• [Things to do]
1) Copy the passage of the UART versus SPI speed article from "Unlike UART, which" to "data out (SDO)", word for word.
2) Continue the article comparing UART and SPI speed, starting right after its final line.

• [Text shown]
▽
Comparing UART vs. SPI Speed

Key Takeaways

  • UART chips are single, large-scale integration chips designed for asynchronous serial communication between a computer and other peripheral devices that are connected to the serial port of the computer.

  • SPI is an interface bus that allows communication between microcontrollers and peripheral devices such as SD cards, sensors, and shift registers.

  •  SPI protocol is significantly faster than UART. 

  UART interface

UART is a common protocol that provides full-duplex serial communication

If you work on embedded systems, it is important to understand the various technologies and communication protocols that are used. Communication protocols enable the connected devices in the system—such as sensors, scientific instruments, computers, and displays—to communicate with each other. Some of the most common communication protocols in use are Universal Asynchronous Receiver/Transmitter (UART), Serial Peripheral Interface (SPI), and Inter-Integrated Circuit (I2C). All three of these communication protocols allow digital serial communication, but they are different in terms of various aspects such as hardware, speed, number of pins, and connected devices. In this article, we will compare UART vs. SPI speed and highlight several other key differences between UART and SPI that are worth noting. 

UART Communication 

UART is the most common protocol that provides full-duplex serial communication. More than a protocol, it is a hardware peripheral that is present in a microcontroller. UART chips are single, large-scale integration chips designed for asynchronous serial communication between a computer and other peripheral devices that are connected to the serial port of the computer.

Physically, UART is a microchip that sends and receives data from one system to another system. The purpose of UART chips is to convert incoming serial data to parallel data for the system to read and then revert back the outgoing parallel data to serial data before exchanging it to other systems. A UART chip can be regarded as a data terminal equipment (DTE) device, which enables the serial-to-parallel conversions of data in a communication bus.

In UART communication, two UART chips can communicate with each other, which is why UART communication requires only two wires for data flow between the transmit and receive UARTs. The data flow is from the transmit pin of the transmitting UART and goes to the receive pin of receiving UART. The transmitting UART is responsible for the conversion of parallel data from a peripheral device to serial data and transmits it in serial to the receiving UART. The receiving UART is where the serial data is converted to parallel data for the receiving peripheral device. 

SPI Communication Protocol

Unlike UART, which is a circuit integrated on a microcontroller, SPI is just a communication protocol. It is an interface bus that allows communication between microcontrollers and peripheral devices such as SD cards, sensors, and shift registers. SPI serial communication protocol is suitable for electronic devices that support clocked serial streams. That means, in contrast to UART, SPI protocol is synchronous.

SPI protocol allows high-speed data streaming with the help of the serial data in/serial data out method. In SPI, the high-speed data exchange between the devices on the bus includes at least four signals:

  1. A clock (CLK)
  2. Serial data in (SDI)
  3. Serial data out (SDO)
△
• [Data lines]
▽
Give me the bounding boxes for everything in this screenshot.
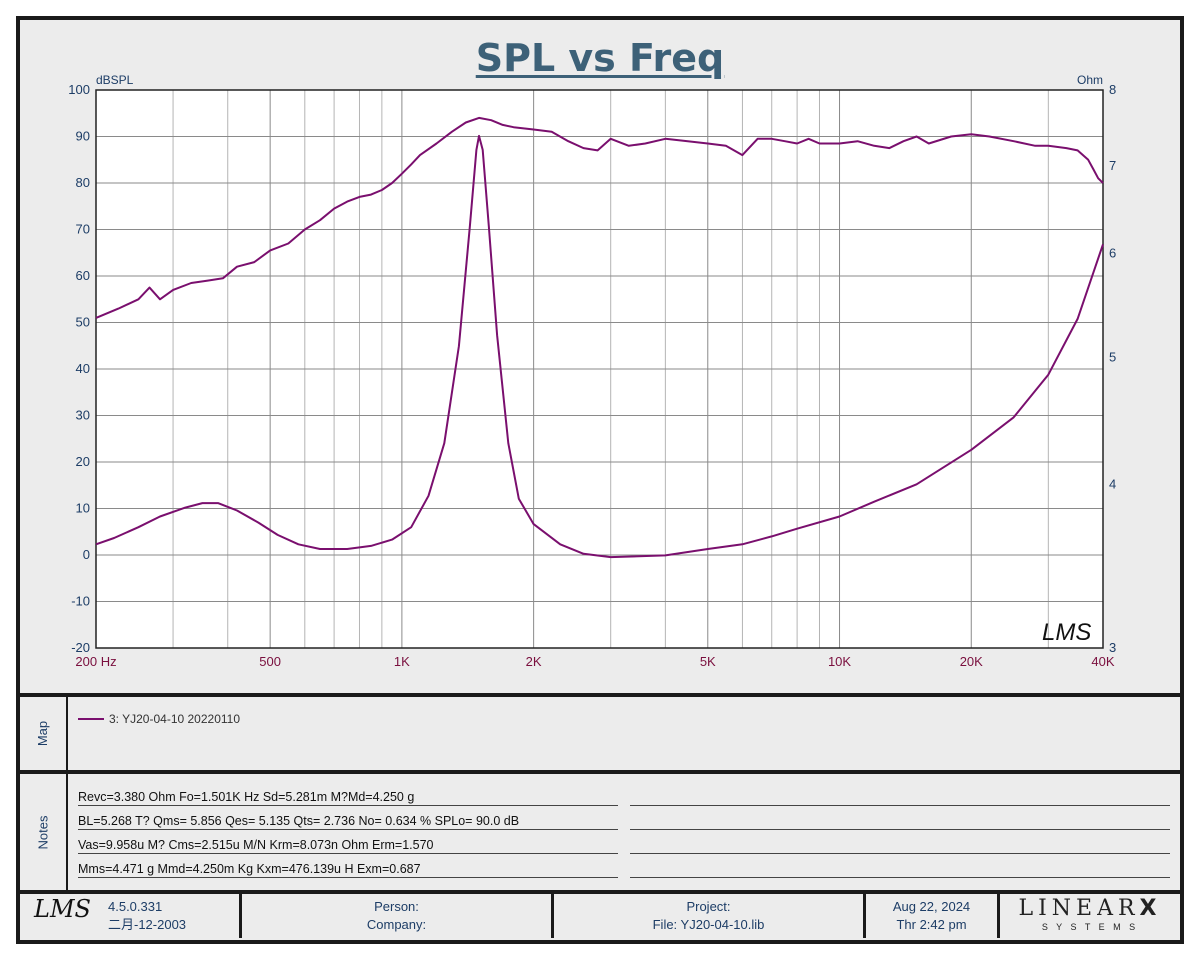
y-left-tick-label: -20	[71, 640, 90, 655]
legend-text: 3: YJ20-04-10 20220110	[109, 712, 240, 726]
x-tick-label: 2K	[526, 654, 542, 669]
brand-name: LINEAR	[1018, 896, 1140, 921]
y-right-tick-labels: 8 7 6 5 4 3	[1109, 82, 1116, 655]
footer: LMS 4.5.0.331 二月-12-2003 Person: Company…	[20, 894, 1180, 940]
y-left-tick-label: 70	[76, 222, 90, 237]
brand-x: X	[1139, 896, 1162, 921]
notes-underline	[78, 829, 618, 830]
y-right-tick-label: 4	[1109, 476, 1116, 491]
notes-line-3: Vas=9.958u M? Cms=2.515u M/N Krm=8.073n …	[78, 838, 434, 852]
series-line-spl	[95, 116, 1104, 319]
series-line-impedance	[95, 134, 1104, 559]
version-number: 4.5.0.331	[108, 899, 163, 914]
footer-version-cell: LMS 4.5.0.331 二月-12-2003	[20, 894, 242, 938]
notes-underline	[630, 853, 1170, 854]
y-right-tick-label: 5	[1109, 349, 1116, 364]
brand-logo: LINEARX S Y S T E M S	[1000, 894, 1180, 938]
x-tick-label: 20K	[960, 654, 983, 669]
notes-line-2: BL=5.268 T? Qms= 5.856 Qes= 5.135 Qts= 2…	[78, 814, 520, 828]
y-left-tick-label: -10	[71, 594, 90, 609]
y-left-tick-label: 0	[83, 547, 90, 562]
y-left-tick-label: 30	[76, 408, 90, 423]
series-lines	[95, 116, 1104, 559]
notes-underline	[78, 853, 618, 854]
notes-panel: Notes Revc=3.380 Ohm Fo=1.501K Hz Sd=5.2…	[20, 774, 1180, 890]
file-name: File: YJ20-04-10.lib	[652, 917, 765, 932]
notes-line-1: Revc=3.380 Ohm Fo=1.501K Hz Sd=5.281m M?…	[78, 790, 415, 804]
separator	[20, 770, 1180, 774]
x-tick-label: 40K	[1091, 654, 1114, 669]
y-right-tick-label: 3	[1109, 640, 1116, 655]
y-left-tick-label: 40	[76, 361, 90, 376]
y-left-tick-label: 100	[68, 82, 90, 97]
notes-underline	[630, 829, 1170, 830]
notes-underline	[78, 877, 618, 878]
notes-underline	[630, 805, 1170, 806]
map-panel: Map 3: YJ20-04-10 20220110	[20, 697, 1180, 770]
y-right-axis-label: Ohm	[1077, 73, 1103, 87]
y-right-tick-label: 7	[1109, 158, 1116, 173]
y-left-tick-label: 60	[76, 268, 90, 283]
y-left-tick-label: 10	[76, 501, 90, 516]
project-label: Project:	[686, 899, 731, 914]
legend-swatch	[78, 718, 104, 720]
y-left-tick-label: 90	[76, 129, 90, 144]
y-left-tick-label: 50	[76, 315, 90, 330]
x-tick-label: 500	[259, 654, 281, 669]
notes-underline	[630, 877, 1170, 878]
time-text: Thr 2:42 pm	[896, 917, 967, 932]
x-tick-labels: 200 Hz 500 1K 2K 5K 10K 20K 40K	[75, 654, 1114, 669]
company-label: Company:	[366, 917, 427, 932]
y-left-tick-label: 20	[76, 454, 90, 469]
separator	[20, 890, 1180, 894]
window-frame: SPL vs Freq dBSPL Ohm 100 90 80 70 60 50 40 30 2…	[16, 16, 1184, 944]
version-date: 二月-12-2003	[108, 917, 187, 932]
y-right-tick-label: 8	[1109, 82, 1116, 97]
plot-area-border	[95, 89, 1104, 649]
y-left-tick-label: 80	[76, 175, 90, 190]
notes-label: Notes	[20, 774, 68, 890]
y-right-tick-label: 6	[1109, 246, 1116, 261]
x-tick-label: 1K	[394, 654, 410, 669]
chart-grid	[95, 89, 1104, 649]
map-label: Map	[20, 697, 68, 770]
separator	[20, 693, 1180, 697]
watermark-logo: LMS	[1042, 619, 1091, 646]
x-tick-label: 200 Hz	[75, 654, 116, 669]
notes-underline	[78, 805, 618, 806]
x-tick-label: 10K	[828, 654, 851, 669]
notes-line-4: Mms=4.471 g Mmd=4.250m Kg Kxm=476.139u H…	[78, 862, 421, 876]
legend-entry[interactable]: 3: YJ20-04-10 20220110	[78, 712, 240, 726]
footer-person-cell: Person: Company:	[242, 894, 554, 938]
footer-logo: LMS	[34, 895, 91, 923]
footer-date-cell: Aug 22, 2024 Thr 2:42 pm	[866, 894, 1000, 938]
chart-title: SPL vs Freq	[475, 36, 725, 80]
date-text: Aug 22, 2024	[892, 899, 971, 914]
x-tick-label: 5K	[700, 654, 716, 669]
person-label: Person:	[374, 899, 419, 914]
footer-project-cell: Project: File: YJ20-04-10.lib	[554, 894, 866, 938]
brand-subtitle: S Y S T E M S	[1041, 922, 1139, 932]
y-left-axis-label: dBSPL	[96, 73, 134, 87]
△
▽
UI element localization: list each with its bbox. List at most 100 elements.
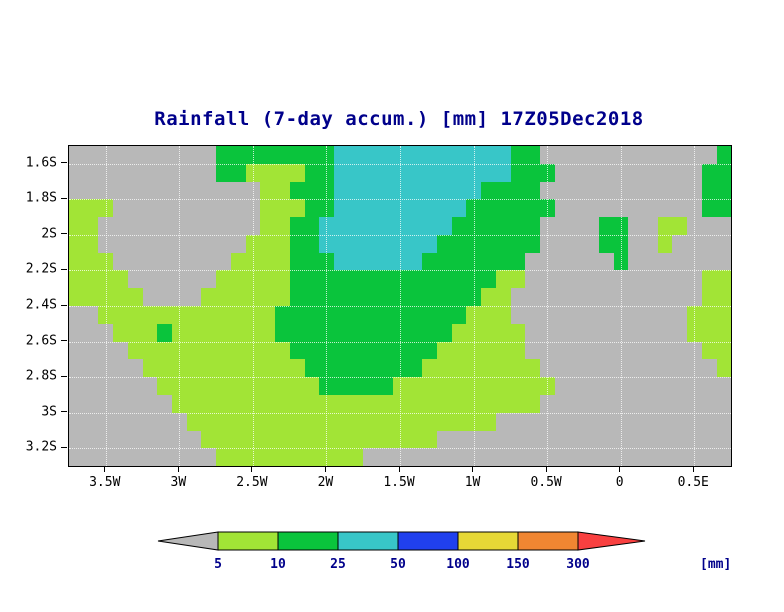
△
▽
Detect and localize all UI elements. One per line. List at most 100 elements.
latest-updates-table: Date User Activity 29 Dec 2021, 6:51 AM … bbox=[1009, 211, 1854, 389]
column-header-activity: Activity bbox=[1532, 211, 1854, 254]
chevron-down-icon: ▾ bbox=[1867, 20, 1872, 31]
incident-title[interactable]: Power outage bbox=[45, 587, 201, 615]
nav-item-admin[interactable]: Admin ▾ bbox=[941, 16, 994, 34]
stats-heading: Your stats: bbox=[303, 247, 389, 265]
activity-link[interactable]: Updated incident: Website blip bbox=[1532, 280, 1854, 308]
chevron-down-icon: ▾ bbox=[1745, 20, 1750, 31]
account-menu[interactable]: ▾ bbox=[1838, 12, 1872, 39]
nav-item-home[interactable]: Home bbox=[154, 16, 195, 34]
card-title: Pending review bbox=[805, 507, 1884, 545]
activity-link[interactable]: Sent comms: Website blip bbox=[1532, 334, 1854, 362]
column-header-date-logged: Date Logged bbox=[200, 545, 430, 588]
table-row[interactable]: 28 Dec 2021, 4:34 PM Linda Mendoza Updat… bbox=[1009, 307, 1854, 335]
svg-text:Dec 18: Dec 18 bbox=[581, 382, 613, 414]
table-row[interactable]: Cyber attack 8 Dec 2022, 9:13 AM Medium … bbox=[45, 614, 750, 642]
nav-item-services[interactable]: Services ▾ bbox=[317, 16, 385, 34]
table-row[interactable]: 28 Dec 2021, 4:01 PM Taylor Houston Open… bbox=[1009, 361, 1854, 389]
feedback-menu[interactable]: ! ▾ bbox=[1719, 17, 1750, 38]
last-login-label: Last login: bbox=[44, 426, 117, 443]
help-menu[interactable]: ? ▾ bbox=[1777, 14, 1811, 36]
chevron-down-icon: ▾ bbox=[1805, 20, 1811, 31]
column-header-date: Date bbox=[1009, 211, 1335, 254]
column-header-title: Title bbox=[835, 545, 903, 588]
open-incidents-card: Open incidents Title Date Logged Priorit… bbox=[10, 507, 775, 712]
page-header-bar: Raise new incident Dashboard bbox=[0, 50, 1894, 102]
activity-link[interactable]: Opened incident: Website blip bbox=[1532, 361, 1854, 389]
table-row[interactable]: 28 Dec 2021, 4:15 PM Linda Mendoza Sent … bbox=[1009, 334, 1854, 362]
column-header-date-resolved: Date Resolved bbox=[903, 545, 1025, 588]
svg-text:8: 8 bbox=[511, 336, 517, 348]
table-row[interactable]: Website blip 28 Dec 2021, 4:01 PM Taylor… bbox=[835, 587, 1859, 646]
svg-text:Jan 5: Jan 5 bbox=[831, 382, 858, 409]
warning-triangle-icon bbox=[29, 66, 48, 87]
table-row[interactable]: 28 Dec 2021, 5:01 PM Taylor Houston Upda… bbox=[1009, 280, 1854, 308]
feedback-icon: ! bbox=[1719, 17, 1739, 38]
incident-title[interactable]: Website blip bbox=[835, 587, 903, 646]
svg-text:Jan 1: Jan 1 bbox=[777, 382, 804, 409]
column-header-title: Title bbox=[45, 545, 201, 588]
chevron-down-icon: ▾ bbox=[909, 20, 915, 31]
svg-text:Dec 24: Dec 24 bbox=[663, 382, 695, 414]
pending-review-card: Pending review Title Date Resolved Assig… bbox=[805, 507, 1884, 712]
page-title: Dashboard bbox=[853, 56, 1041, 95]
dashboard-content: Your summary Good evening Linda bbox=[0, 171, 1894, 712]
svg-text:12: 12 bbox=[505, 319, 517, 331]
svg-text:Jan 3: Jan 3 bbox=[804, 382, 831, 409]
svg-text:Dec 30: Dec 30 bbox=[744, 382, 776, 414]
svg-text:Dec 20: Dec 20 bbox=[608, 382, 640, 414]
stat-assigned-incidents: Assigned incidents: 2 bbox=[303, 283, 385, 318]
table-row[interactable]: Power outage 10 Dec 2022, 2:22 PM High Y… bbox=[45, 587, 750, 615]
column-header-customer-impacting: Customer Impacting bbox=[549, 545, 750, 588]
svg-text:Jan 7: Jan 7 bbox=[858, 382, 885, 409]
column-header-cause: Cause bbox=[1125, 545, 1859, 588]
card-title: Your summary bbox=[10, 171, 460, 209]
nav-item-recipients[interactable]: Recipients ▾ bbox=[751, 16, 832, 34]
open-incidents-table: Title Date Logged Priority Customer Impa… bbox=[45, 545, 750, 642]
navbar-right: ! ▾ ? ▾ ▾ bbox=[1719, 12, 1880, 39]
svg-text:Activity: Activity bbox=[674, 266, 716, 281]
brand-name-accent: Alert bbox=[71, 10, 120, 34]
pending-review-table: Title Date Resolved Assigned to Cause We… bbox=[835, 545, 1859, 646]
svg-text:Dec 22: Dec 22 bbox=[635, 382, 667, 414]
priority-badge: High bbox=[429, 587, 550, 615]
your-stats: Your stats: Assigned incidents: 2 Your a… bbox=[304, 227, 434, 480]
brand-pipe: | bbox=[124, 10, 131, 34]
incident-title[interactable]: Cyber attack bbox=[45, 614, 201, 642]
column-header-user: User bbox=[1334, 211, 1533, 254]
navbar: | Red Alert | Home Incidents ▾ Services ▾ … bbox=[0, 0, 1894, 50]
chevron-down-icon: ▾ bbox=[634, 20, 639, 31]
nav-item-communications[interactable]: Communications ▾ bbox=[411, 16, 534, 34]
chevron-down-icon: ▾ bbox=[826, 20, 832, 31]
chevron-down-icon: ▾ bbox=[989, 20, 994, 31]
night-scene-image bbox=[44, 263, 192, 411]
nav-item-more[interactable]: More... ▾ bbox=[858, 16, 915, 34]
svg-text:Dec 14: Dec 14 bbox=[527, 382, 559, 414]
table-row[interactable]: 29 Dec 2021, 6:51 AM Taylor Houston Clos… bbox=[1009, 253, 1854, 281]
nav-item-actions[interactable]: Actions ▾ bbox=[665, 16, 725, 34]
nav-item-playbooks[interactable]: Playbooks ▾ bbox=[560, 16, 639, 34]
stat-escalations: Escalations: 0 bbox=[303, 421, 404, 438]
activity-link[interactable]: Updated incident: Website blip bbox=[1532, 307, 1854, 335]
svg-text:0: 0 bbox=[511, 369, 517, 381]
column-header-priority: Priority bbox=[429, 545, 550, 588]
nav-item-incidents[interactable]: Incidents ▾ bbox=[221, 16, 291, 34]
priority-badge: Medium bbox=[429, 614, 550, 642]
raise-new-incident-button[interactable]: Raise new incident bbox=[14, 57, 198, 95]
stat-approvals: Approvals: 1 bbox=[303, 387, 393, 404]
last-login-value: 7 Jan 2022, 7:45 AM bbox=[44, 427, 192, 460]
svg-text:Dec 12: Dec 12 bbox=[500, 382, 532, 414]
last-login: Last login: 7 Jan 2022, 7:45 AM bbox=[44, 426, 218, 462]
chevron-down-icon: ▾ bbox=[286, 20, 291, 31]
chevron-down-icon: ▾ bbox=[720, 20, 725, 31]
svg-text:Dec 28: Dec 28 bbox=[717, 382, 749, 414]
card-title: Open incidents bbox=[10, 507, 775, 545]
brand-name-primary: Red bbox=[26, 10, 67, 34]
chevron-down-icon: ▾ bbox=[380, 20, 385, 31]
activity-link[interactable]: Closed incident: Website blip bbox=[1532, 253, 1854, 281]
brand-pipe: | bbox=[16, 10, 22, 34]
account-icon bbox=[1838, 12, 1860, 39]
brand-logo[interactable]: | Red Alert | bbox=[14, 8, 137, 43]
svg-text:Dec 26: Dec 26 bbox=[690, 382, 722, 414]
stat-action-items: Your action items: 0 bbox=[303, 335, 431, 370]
△
• [Results]
1)
Unlike UART, which is a circuit integrated on a microcontroller, SPI is just a communication protocol. It is an interface bus that allows communication between microcontrollers and peripheral devices such as SD cards, sensors, and shift registers. SPI serial communication protocol is suitable for electronic devices that support clocked serial streams. That means, in contrast to UART, SPI protocol is synchronous.

SPI protocol allows high-speed data streaming with the help of the serial data in/serial data out method. In SPI, the high-speed data exchange between the devices on the bus includes at least four signals:

  1. A clock (CLK)
  2. Serial data in (SDI)
  3. Serial data out (SDO)

2)
  4. A chip select (CS) signal 

In SPI communication, the clock signal generated by the controller device provides synchronization. The SDI and SDO are the signals shared by all the connected devices, whereas a unique peripheral select line is assigned for each peripheral device. Therefore, to enable SPI full-duplex communication, at least four wires are required.

There can be multiple peripheral devices connected in an SPI implementation. As the number of peripheral devices increases, the actual number of wires becomes three more than the number of peripheral devices. The selection of the peripheral device for communication is based on pulling a low on the particular peripheral select line by the controller device.

So far, we have discussed the specifics of UART and SPI; now, let’s compare them.

UART vs. SPI Speed

When comparing UART vs. SPI, there are only a few similarities:

  • Both support full-duplex serial communication.
  • Both are used for short-distance communication.

Other than that, UART and SPI have differences in speed, number of connected devices, number of pins, size, and synchronization. 

Speed

Speed is one of the most important characteristics in a communication protocol, and there are a lot of differences between UART vs. SPI speed. SPI protocol is significantly faster than UART. SPI offers high-speed synchronous communication, whereas UART devices communicate with each other at speeds that are three times lower than SPI protocol. 

Data Rates

UART transfers serial data between the devices at lower data rates than SPI. The data rate of the UART devices communicating with each other must be equal due to the asynchronous type of communication. Maximum data rates are typically in the order of 230 kbps to 460 kbps in UART communication. In contrast to UART, there is no specified data rate limit for SPI interfaces. The data rate is usually around 10 Mbps to 20 Mbps in an SPI communication bus.

Considering UART vs. SPI speed, the fastest communication protocol for sending data over short distances from the two protocols is SPI. SPI protocol is best suited for low-power applications requiring high speed. The high-speed signals of an SPI interface limit its data transfer only over short distances. To send data over further distances, you must lower the clock speed and incorporate specialized driver chips.

Irrespective of the speed of the communication protocol used, you can use Cadence’s PCB design software to realize digital systems. Leading electronics providers rely on Cadence products to optimize power, space, and energy needs for a wide variety of market applications. If you’re looking to learn more about our innovative solutions, talk to our team of experts or subscribe to our YouTube channel.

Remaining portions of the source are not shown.